Give back, unchanged, each line from the one containing "OCR this image." through the last line of the entries below.

↓↓↓

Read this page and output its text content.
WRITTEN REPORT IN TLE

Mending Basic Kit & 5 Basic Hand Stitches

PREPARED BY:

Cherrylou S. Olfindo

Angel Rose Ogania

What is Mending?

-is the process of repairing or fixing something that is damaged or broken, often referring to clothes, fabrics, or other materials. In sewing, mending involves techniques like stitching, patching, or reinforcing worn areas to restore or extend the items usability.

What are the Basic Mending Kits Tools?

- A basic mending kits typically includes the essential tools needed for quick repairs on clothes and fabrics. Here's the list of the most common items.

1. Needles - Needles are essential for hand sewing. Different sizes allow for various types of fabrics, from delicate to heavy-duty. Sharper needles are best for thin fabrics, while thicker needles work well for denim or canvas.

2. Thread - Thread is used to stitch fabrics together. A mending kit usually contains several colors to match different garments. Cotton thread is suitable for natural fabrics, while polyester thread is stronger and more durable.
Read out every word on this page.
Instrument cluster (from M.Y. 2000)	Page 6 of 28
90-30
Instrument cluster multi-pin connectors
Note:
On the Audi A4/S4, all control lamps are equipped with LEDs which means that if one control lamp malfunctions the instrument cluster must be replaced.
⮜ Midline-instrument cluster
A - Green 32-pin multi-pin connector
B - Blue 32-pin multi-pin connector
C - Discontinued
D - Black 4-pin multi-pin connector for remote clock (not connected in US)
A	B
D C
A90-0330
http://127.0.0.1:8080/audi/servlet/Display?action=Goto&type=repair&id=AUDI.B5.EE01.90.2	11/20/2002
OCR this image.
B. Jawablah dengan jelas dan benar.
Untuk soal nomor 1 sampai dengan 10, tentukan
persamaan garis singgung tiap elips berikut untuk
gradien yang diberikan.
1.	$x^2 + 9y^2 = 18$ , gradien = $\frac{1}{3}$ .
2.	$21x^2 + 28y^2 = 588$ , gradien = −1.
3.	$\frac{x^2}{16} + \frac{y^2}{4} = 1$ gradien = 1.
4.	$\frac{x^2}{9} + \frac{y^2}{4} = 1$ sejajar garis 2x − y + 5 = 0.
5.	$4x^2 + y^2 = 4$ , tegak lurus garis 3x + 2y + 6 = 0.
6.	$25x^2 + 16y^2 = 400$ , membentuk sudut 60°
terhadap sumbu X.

↑↑↑

[WORKED SOLUTION]:
OCR this image.
B. Jawablah dengan jelas dan benar.
Untuk soal nomor 1 sampai dengan 10, tentukan
persamaan garis singgung tiap elips berikut untuk
gradien yang diberikan.
1.	$x^2 + 9y^2 = 18$ , gradien = $\frac{1}{3}$ .
2.	$21x^2 + 28y^2 = 588$ , gradien = −1.
3.	$\frac{x^2}{16} + \frac{y^2}{4} = 1$ gradien = 1.
4.	$\frac{x^2}{9} + \frac{y^2}{4} = 1$ sejajar garis 2x − y + 5 = 0.
5.	$4x^2 + y^2 = 4$ , tegak lurus garis 3x + 2y + 6 = 0.
6.	$25x^2 + 16y^2 = 400$ , membentuk sudut 60°
terhadap sumbu X.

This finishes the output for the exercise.